[Figure content listings]
--- Start ---
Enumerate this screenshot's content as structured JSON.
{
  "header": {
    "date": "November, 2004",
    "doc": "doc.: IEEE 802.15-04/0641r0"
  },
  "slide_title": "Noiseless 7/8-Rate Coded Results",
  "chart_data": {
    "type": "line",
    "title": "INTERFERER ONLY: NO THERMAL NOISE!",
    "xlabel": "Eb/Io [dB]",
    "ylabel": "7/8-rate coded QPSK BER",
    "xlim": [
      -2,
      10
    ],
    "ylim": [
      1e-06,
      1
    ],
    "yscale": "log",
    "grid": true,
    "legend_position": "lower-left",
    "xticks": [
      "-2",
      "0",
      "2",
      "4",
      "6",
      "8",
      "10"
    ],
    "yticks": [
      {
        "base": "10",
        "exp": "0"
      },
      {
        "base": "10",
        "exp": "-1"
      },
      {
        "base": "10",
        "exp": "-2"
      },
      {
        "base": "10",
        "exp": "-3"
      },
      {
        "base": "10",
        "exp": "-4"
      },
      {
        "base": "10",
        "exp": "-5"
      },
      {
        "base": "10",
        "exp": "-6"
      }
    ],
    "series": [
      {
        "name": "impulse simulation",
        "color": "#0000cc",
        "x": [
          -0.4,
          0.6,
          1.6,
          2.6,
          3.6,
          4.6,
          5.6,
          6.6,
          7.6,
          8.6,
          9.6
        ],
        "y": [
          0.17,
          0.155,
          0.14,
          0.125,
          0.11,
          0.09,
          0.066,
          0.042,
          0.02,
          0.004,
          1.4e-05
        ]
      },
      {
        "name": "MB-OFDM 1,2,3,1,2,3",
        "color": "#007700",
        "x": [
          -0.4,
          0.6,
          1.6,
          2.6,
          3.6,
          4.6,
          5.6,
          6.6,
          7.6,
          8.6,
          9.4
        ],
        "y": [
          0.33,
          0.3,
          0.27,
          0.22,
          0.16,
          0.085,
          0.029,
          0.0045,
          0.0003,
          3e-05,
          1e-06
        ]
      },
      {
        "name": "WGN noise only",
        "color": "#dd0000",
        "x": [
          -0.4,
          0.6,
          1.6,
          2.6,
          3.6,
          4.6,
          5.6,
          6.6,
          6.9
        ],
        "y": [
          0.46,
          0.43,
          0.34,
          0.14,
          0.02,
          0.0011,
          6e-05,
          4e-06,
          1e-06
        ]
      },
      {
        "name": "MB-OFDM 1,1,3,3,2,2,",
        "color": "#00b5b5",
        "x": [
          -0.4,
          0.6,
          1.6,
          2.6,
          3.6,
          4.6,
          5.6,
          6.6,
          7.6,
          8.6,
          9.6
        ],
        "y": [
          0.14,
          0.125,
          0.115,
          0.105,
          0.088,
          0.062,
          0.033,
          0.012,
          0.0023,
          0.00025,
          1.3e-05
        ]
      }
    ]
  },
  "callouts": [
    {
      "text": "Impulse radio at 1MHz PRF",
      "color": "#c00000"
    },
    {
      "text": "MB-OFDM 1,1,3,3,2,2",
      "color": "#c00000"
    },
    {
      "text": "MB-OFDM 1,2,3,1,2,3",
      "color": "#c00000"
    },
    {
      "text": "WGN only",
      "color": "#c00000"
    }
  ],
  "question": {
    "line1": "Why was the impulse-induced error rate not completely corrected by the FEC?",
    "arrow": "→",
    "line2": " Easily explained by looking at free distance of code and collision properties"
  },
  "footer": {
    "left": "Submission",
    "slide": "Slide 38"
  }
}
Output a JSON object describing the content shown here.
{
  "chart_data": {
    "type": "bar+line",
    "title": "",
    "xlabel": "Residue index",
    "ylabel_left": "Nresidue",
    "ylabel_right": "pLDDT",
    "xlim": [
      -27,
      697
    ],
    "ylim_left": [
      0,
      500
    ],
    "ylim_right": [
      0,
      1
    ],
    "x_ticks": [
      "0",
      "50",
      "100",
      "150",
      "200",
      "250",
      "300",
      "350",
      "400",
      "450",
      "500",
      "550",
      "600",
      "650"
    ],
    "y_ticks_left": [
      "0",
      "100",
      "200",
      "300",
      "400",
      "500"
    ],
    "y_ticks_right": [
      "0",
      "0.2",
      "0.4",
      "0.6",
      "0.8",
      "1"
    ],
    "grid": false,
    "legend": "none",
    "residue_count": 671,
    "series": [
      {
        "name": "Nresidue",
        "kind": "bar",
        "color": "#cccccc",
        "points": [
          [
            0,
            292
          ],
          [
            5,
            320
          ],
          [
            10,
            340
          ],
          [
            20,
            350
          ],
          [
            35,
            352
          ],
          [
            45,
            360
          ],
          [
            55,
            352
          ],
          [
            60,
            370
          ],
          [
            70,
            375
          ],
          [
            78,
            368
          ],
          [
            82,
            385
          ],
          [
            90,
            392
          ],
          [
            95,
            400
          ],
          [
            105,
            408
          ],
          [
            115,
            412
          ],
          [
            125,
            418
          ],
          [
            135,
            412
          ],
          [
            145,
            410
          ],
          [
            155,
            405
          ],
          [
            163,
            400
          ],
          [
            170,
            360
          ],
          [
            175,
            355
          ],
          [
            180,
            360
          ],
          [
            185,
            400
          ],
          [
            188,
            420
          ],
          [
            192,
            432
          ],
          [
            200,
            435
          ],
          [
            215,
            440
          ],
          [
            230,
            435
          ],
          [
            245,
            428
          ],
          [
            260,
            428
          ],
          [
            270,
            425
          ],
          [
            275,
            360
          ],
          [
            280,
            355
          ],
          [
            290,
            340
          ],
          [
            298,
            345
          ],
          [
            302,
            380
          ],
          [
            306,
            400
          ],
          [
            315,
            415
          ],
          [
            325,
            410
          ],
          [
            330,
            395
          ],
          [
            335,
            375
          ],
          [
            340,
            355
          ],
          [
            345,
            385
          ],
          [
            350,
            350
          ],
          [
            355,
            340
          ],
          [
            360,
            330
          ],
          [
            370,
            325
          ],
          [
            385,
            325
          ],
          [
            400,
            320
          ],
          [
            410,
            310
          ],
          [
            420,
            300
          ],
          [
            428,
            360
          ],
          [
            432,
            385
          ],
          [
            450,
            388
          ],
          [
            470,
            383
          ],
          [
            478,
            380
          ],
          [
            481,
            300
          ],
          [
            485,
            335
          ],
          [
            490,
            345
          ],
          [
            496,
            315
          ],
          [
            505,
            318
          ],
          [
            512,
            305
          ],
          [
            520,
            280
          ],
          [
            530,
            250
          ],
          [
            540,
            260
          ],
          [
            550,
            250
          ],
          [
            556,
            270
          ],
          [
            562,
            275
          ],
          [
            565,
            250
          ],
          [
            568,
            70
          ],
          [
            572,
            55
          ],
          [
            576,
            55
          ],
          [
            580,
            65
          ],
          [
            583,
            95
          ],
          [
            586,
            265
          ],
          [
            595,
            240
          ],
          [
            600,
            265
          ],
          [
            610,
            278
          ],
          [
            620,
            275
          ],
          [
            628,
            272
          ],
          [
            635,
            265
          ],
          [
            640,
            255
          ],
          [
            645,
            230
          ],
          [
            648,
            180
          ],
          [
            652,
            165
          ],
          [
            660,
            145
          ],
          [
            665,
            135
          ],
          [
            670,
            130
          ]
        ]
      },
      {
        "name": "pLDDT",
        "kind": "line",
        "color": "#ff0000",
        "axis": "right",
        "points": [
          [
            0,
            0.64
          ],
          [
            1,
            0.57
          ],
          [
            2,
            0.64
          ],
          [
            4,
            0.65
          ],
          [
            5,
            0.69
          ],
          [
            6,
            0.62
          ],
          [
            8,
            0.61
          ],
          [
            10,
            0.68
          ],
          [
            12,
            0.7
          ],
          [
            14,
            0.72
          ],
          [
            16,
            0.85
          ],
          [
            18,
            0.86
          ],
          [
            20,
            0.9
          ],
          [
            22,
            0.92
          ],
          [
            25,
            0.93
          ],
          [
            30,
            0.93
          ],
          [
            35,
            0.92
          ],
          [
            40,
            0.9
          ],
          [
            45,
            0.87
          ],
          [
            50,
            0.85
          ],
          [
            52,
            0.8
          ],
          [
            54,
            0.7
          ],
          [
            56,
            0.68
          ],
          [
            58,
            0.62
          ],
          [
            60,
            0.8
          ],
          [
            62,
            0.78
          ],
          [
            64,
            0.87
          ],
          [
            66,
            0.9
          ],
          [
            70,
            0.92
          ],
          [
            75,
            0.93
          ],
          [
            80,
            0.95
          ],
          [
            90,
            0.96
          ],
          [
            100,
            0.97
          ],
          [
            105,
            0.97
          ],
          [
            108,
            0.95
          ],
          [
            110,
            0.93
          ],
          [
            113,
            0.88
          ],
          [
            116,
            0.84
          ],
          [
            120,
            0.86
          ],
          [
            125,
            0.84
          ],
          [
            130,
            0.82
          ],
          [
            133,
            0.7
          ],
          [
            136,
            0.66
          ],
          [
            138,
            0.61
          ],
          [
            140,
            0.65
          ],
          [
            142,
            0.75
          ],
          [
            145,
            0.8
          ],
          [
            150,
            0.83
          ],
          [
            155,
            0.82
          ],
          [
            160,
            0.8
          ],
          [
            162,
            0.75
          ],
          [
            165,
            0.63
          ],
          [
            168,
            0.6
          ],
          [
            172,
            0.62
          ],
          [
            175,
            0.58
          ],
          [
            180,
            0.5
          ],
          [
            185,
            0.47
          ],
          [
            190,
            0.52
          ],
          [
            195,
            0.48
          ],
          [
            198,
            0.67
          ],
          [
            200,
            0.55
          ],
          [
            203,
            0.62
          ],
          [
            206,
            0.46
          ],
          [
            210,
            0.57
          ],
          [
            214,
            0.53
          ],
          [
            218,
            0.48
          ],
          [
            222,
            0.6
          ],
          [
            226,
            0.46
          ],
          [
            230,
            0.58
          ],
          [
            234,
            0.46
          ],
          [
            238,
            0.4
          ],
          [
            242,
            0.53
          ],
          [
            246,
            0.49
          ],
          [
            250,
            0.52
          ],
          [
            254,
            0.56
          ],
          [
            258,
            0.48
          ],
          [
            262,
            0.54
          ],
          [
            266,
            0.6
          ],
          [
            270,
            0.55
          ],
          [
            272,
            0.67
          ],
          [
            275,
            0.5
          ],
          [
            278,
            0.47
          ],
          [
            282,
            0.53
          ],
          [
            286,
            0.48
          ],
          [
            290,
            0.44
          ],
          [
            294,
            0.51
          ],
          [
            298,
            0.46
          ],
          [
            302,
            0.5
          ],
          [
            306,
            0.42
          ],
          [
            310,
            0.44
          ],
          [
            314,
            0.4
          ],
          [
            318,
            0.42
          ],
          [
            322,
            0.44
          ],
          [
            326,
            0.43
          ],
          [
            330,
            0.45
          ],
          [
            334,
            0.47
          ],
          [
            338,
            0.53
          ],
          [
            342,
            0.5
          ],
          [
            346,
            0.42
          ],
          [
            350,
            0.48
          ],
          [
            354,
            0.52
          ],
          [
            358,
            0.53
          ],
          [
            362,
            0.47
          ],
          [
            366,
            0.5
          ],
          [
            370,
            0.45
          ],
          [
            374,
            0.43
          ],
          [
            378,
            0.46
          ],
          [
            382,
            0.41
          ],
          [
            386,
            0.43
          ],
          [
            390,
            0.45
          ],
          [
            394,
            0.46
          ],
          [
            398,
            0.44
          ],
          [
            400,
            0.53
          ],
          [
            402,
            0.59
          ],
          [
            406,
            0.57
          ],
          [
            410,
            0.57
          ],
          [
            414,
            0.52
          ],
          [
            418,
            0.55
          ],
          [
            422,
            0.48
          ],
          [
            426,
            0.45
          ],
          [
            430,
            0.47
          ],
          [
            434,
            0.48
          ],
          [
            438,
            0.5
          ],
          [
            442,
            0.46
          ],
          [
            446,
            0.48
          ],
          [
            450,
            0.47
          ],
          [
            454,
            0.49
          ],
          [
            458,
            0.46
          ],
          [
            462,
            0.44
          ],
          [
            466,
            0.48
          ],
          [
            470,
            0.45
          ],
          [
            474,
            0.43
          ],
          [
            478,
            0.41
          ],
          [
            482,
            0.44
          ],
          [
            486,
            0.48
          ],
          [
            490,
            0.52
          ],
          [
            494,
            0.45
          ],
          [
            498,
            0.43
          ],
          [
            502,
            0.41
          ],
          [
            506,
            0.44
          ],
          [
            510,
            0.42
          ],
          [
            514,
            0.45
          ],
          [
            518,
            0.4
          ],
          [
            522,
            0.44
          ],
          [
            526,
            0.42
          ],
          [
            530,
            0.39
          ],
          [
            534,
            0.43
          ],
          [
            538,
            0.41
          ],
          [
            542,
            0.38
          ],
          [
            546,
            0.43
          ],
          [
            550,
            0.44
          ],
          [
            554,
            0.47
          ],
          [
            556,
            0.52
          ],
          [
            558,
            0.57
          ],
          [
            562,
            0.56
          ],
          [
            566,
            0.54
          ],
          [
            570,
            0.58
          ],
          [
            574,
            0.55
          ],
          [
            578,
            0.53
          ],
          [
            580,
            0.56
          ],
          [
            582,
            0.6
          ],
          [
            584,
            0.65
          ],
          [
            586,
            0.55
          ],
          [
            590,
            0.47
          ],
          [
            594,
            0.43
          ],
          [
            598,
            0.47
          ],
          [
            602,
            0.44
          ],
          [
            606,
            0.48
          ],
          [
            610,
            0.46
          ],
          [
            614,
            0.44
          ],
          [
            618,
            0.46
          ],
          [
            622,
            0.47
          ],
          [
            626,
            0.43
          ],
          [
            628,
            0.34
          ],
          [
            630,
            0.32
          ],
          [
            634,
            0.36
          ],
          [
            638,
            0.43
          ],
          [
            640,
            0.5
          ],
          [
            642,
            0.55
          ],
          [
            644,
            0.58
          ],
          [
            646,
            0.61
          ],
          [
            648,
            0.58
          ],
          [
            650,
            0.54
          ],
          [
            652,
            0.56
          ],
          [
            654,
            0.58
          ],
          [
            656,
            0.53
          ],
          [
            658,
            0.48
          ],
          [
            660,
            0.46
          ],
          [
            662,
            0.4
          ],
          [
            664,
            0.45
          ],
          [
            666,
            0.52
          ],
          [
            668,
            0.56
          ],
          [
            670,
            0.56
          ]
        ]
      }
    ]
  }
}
--- End ---
▶ [Problem requirements]:
Pick out all lines containing the string "Nresidue".

▶ [Result of the exercise]:
    "ylabel_left": "Nresidue",
        "name": "Nresidue",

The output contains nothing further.